>>>
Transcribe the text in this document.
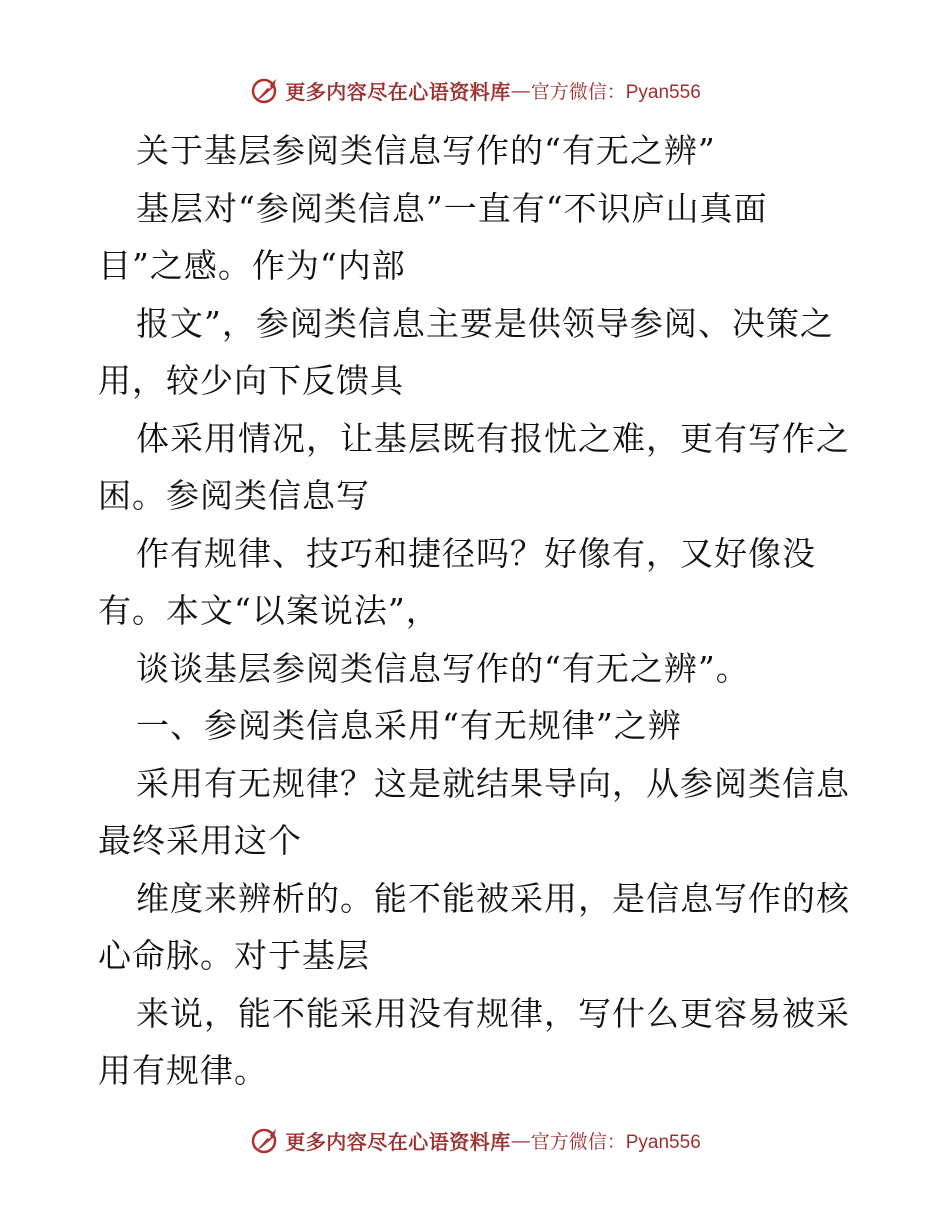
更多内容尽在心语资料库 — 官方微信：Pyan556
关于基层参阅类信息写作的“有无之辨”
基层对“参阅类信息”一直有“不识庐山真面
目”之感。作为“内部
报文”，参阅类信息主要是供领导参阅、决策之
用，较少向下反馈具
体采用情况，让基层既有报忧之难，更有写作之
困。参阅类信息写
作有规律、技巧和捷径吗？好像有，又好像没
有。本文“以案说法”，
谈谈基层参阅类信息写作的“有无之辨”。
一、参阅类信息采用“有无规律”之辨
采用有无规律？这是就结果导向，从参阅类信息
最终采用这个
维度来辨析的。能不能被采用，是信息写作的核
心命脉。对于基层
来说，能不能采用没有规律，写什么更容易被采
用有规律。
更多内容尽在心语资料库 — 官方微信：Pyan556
<<<
## GOAL
Take the entries shown above and quote them verbatim, passing over the pictures.

## TASK RESPONSE
Transcribe the text in this document.
更多内容尽在心语资料库 — 官方微信：Pyan556
关于基层参阅类信息写作的“有无之辨”
基层对“参阅类信息”一直有“不识庐山真面
目”之感。作为“内部
报文”，参阅类信息主要是供领导参阅、决策之
用，较少向下反馈具
体采用情况，让基层既有报忧之难，更有写作之
困。参阅类信息写
作有规律、技巧和捷径吗？好像有，又好像没
有。本文“以案说法”，
谈谈基层参阅类信息写作的“有无之辨”。
一、参阅类信息采用“有无规律”之辨
采用有无规律？这是就结果导向，从参阅类信息
最终采用这个
维度来辨析的。能不能被采用，是信息写作的核
心命脉。对于基层
来说，能不能采用没有规律，写什么更容易被采
用有规律。
更多内容尽在心语资料库 — 官方微信：Pyan556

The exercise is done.